EXERCISE BRIEF.
Put every line of the items below into a JSON list of strings, one string per line, omitting blank lines and leaving out the pictures.

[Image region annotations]
━━━━

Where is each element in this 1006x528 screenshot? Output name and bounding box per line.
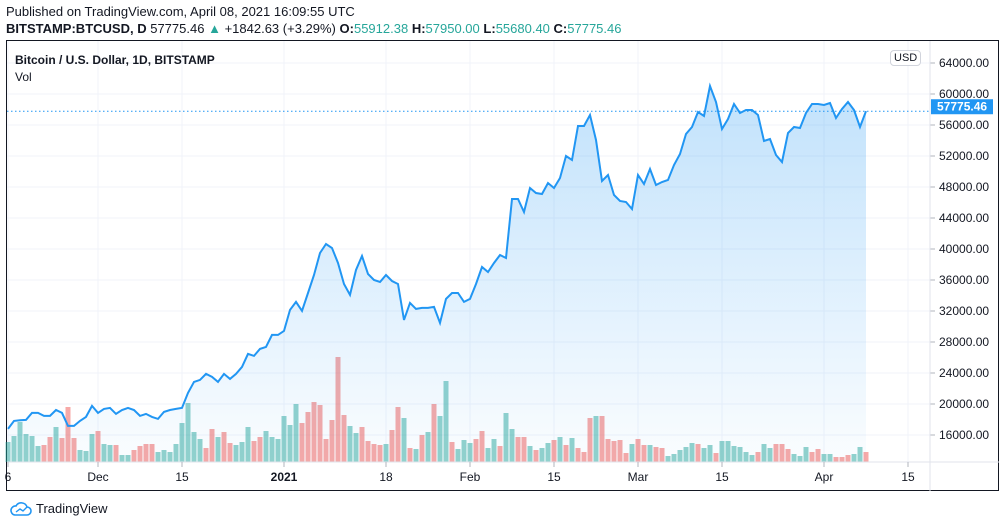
triangle-up-icon: ▲ (208, 21, 221, 36)
x-tick-label: 2021 (271, 470, 298, 484)
tradingview-logo[interactable]: TradingView (10, 501, 108, 516)
y-tick-label: 52000.00 (939, 149, 989, 163)
y-tick-label: 40000.00 (939, 242, 989, 256)
close-value: 57775.46 (567, 21, 622, 36)
price-axis: 16000.00 20000.00 24000.00 28000.00 32000.00… (929, 41, 989, 491)
currency-badge[interactable]: USD (890, 50, 922, 66)
published-note: Published on TradingView.com, April 08, … (6, 4, 355, 19)
y-tick-label: 44000.00 (939, 211, 989, 225)
high-value: 57950.00 (425, 21, 480, 36)
tradingview-cloud-icon (10, 501, 32, 516)
price-line (7, 82, 867, 430)
y-tick-label: 24000.00 (939, 366, 989, 380)
y-tick-label: 32000.00 (939, 304, 989, 318)
y-tick-label: 28000.00 (939, 335, 989, 349)
price-change: +1842.63 (+3.29%) (224, 21, 336, 36)
low-value: 55680.40 (495, 21, 550, 36)
open-label: O: (339, 21, 354, 36)
x-tick-label: 15 (547, 470, 561, 484)
x-tick-label: 15 (715, 470, 729, 484)
open-value: 55912.38 (353, 21, 409, 36)
x-tick-label: Apr (815, 470, 834, 484)
y-tick-label: 56000.00 (939, 118, 989, 132)
price-area (8, 86, 866, 462)
last-price-label: 57775.46 (931, 99, 993, 115)
x-tick-label: Feb (460, 470, 481, 484)
chart-frame (6, 40, 999, 491)
x-tick-label: 18 (379, 470, 393, 484)
last-price: 57775.46 (150, 21, 205, 36)
time-axis: 6 Dec 15 2021 18 Feb 15 Mar 15 Apr 15 (5, 461, 999, 484)
y-tick-label: 36000.00 (939, 273, 989, 287)
y-tick-label: 60000.00 (939, 87, 989, 101)
legend-volume[interactable]: Vol (15, 70, 32, 84)
y-tick-label: 48000.00 (939, 180, 989, 194)
y-tick-label: 16000.00 (939, 428, 989, 442)
y-tick-label: 20000.00 (939, 397, 989, 411)
x-tick-label: Dec (87, 470, 108, 484)
last-price-text: 57775.46 (937, 100, 987, 114)
close-label: C: (553, 21, 568, 36)
x-tick-label: 6 (5, 470, 12, 484)
ohlc-bar: BITSTAMP:BTCUSD, D 57775.46 ▲ +1842.63 (… (6, 21, 622, 36)
y-tick-label: 64000.00 (939, 56, 989, 70)
x-tick-label: 15 (175, 470, 189, 484)
low-label: L: (483, 21, 496, 36)
brand-name: TradingView (36, 501, 108, 516)
x-tick-label: Mar (628, 470, 649, 484)
high-label: H: (411, 21, 426, 36)
x-tick-label: 15 (901, 470, 915, 484)
symbol: BITSTAMP:BTCUSD, D (6, 21, 147, 36)
legend-title[interactable]: Bitcoin / U.S. Dollar, 1D, BITSTAMP (15, 53, 215, 67)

━━━━

OUTPUT OF THE TASK.
[
  "Where is each element in this 1006x528 screenshot? Output name and bounding box per line.",
  "triangle-up-icon: ▲ (208, 21, 221, 36)",
  "x-tick-label: 2021 (271, 470, 298, 484)",
  "tradingview-logo[interactable]: TradingView (10, 501, 108, 516)",
  "y-tick-label: 52000.00 (939, 149, 989, 163)",
  "y-tick-label: 40000.00 (939, 242, 989, 256)",
  "close-value: 57775.46 (567, 21, 622, 36)",
  "price-axis: 16000.00 20000.00 24000.00 28000.00 32000.00… (929, 41, 989, 491)",
  "currency-badge[interactable]: USD (890, 50, 922, 66)",
  "published-note: Published on TradingView.com, April 08, … (6, 4, 355, 19)",
  "y-tick-label: 44000.00 (939, 211, 989, 225)",
  "high-value: 57950.00 (425, 21, 480, 36)",
  "tradingview-cloud-icon (10, 501, 32, 516)",
  "price-line (7, 82, 867, 430)",
  "y-tick-label: 24000.00 (939, 366, 989, 380)",
  "y-tick-label: 32000.00 (939, 304, 989, 318)",
  "y-tick-label: 28000.00 (939, 335, 989, 349)",
  "price-change: +1842.63 (+3.29%) (224, 21, 336, 36)",
  "low-value: 55680.40 (495, 21, 550, 36)",
  "open-label: O: (339, 21, 354, 36)",
  "x-tick-label: 15 (547, 470, 561, 484)",
  "x-tick-label: 15 (715, 470, 729, 484)",
  "open-value: 55912.38 (353, 21, 409, 36)",
  "x-tick-label: Apr (815, 470, 834, 484)",
  "y-tick-label: 56000.00 (939, 118, 989, 132)",
  "price-area (8, 86, 866, 462)",
  "last-price-label: 57775.46 (931, 99, 993, 115)",
  "x-tick-label: Feb (460, 470, 481, 484)",
  "chart-frame (6, 40, 999, 491)",
  "x-tick-label: 18 (379, 470, 393, 484)",
  "last-price: 57775.46 (150, 21, 205, 36)",
  "time-axis: 6 Dec 15 2021 18 Feb 15 Mar 15 Apr 15 (5, 461, 999, 484)",
  "y-tick-label: 36000.00 (939, 273, 989, 287)",
  "y-tick-label: 60000.00 (939, 87, 989, 101)",
  "legend-volume[interactable]: Vol (15, 70, 32, 84)",
  "y-tick-label: 48000.00 (939, 180, 989, 194)",
  "y-tick-label: 16000.00 (939, 428, 989, 442)",
  "y-tick-label: 20000.00 (939, 397, 989, 411)",
  "x-tick-label: Dec (87, 470, 108, 484)",
  "last-price-text: 57775.46 (937, 100, 987, 114)",
  "close-label: C: (553, 21, 568, 36)",
  "x-tick-label: 6 (5, 470, 12, 484)",
  "ohlc-bar: BITSTAMP:BTCUSD, D 57775.46 ▲ +1842.63 (… (6, 21, 622, 36)",
  "y-tick-label: 64000.00 (939, 56, 989, 70)",
  "x-tick-label: 15 (175, 470, 189, 484)",
  "low-label: L: (483, 21, 496, 36)",
  "brand-name: TradingView (36, 501, 108, 516)",
  "x-tick-label: Mar (628, 470, 649, 484)",
  "high-label: H: (411, 21, 426, 36)",
  "x-tick-label: 15 (901, 470, 915, 484)",
  "symbol: BITSTAMP:BTCUSD, D (6, 21, 147, 36)",
  "legend-title[interactable]: Bitcoin / U.S. Dollar, 1D, BITSTAMP (15, 53, 215, 67)"
]